Check each line of the records below and collect those that include the word "David".

## Source records
==========

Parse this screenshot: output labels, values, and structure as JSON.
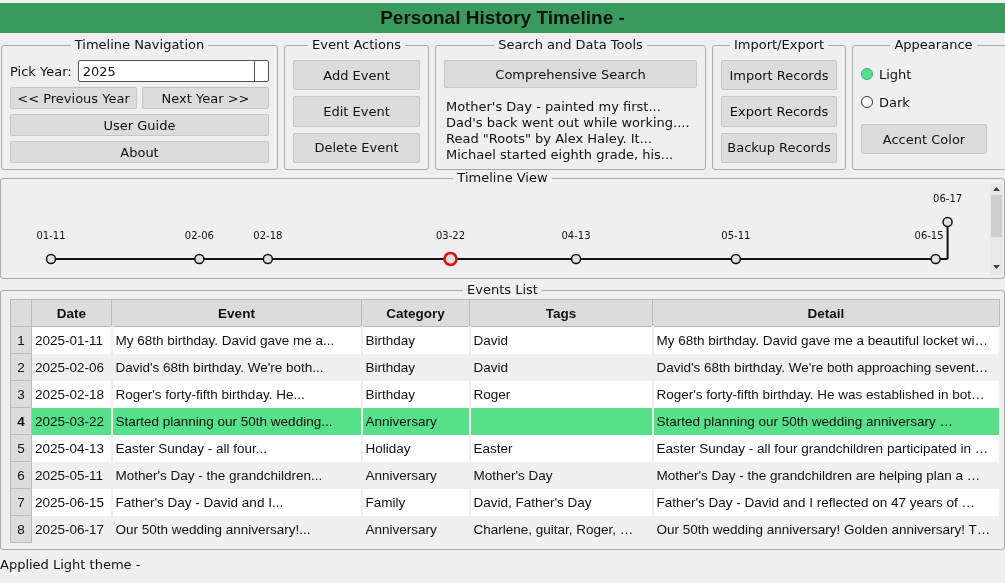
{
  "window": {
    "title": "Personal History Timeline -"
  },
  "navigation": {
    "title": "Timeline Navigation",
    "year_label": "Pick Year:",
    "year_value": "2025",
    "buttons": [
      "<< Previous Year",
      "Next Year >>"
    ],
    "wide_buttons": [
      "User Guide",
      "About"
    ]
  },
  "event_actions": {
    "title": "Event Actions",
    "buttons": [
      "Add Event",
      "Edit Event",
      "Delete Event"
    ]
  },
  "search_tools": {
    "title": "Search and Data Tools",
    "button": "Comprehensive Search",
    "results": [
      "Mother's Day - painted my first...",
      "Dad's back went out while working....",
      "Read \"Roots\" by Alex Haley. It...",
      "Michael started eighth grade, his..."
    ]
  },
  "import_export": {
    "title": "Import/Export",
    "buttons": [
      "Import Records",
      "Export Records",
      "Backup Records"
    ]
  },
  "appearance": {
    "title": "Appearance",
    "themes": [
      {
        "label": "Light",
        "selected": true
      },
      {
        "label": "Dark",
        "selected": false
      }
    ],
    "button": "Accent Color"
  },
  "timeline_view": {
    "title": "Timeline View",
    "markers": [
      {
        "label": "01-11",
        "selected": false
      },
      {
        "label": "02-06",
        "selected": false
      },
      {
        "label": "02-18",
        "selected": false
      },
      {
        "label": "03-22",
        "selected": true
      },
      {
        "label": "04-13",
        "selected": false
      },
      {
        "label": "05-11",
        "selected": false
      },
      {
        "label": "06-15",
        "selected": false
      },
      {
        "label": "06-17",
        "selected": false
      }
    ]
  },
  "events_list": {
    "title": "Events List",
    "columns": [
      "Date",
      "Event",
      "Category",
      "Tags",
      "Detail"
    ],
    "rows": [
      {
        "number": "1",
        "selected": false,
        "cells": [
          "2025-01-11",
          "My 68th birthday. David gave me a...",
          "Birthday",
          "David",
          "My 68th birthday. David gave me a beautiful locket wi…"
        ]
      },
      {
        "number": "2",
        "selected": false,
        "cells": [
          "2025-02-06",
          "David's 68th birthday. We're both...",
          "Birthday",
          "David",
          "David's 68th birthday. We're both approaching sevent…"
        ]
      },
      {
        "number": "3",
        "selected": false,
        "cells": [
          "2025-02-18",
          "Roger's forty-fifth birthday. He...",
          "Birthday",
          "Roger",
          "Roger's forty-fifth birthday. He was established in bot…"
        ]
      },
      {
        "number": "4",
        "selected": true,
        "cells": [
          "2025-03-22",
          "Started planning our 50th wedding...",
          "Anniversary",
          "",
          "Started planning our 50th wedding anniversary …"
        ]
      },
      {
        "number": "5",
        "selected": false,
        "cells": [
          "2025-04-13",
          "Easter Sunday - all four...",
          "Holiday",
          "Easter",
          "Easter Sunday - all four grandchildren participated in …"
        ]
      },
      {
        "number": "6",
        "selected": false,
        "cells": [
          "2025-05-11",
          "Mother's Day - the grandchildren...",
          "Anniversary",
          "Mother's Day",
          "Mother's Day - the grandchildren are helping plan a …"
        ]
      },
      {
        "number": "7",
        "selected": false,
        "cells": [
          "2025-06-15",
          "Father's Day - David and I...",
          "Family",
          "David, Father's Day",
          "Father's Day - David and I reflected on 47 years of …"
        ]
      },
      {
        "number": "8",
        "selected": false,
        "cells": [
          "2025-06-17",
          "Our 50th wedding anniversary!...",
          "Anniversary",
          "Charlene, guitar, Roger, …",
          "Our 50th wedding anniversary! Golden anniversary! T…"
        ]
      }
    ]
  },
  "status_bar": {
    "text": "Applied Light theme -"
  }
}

==========

## Result for this exercise
          "My 68th birthday. David gave me a...",
          "David",
          "My 68th birthday. David gave me a beautiful locket wi…"
          "David's 68th birthday. We're both...",
          "David",
          "David's 68th birthday. We're both approaching sevent…"
          "Father's Day - David and I...",
          "David, Father's Day",
          "Father's Day - David and I reflected on 47 years of …"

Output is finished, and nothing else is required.